DIRECTIONS FOR THIS TASK: Will you write out the data exactly, excluding every picture?
'''
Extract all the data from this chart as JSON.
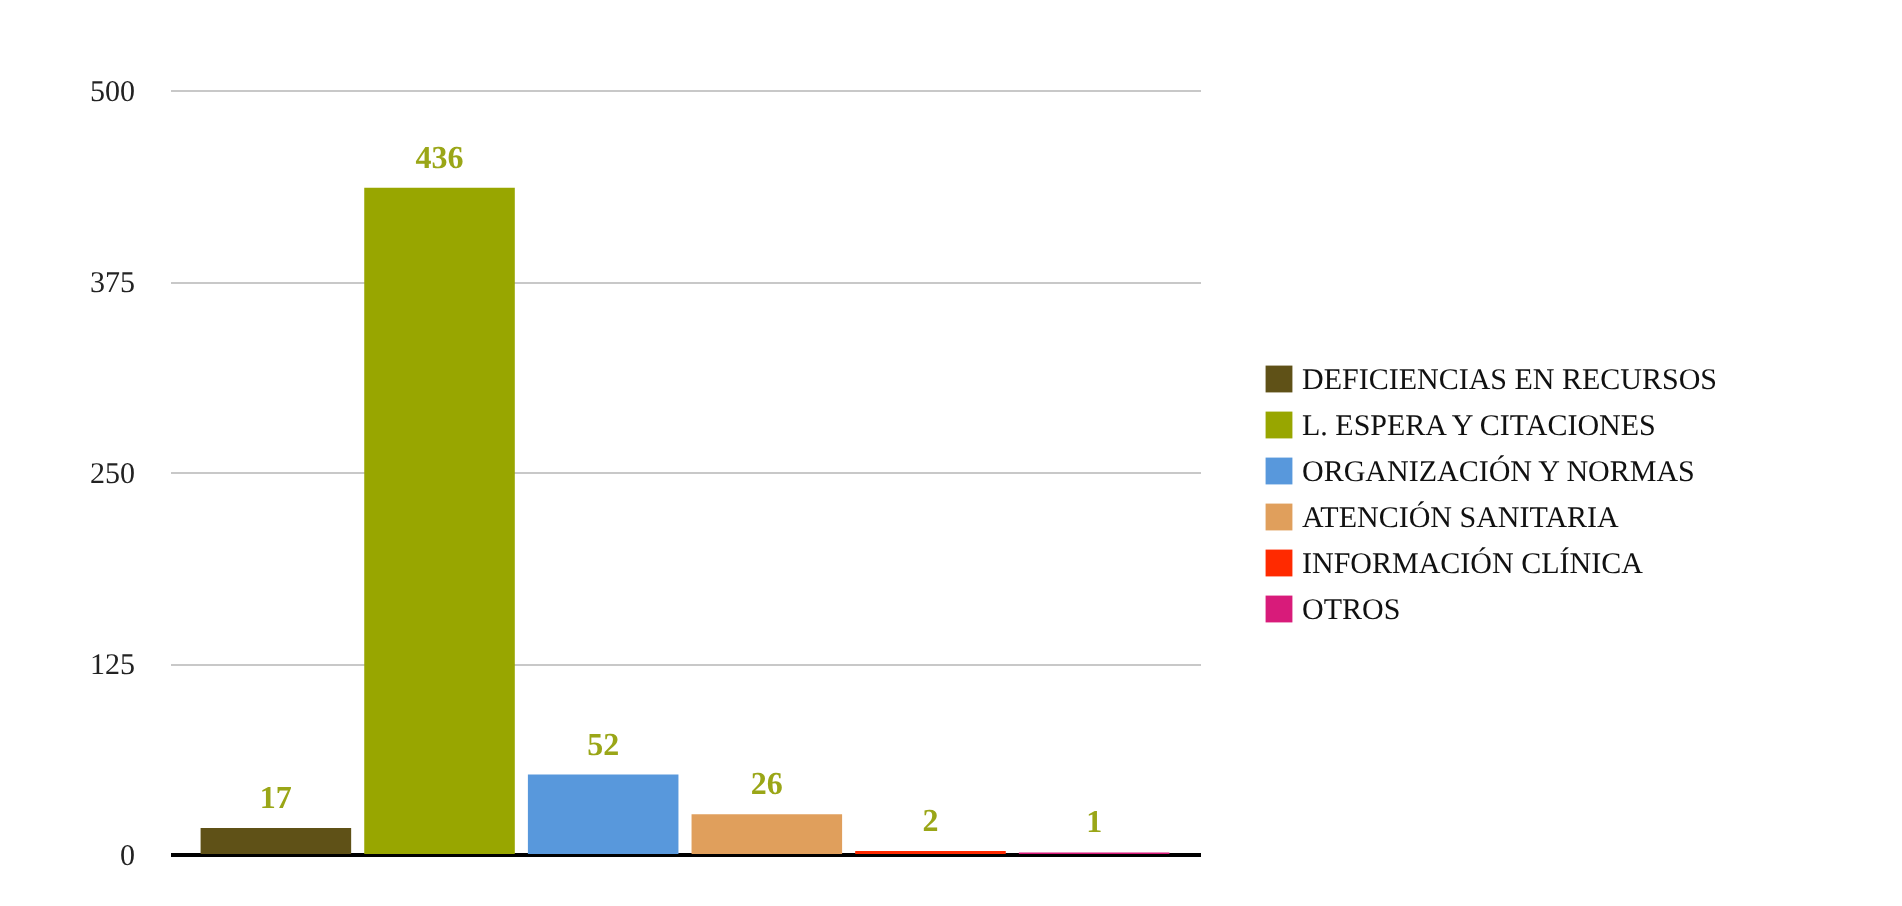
{
  "chart_data": {
    "type": "bar",
    "categories": [
      null
    ],
    "series": [
      {
        "name": "DEFICIENCIAS EN RECURSOS",
        "color": "#5f5117",
        "values": [
          17
        ]
      },
      {
        "name": "L. ESPERA Y CITACIONES",
        "color": "#98a600",
        "values": [
          436
        ]
      },
      {
        "name": "ORGANIZACIÓN Y NORMAS",
        "color": "#5898dc",
        "values": [
          52
        ]
      },
      {
        "name": "ATENCIÓN SANITARIA",
        "color": "#e09f5c",
        "values": [
          26
        ]
      },
      {
        "name": "INFORMACIÓN CLÍNICA",
        "color": "#ff2a00",
        "values": [
          2
        ]
      },
      {
        "name": "OTROS",
        "color": "#d81b7a",
        "values": [
          1
        ]
      }
    ],
    "ylim": [
      0,
      500
    ],
    "yticks": [
      0,
      125,
      250,
      375,
      500
    ],
    "grid": "y",
    "legend": "right",
    "tick_labels": "y",
    "data_labels": true
  }
}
'''
ANSWER IN FULL:
Extract all the data from this chart as JSON.
{
  "chart_data": {
    "type": "bar",
    "categories": [
      null
    ],
    "series": [
      {
        "name": "DEFICIENCIAS EN RECURSOS",
        "color": "#5f5117",
        "values": [
          17
        ]
      },
      {
        "name": "L. ESPERA Y CITACIONES",
        "color": "#98a600",
        "values": [
          436
        ]
      },
      {
        "name": "ORGANIZACIÓN Y NORMAS",
        "color": "#5898dc",
        "values": [
          52
        ]
      },
      {
        "name": "ATENCIÓN SANITARIA",
        "color": "#e09f5c",
        "values": [
          26
        ]
      },
      {
        "name": "INFORMACIÓN CLÍNICA",
        "color": "#ff2a00",
        "values": [
          2
        ]
      },
      {
        "name": "OTROS",
        "color": "#d81b7a",
        "values": [
          1
        ]
      }
    ],
    "ylim": [
      0,
      500
    ],
    "yticks": [
      0,
      125,
      250,
      375,
      500
    ],
    "grid": "y",
    "legend": "right",
    "tick_labels": "y",
    "data_labels": true
  }
}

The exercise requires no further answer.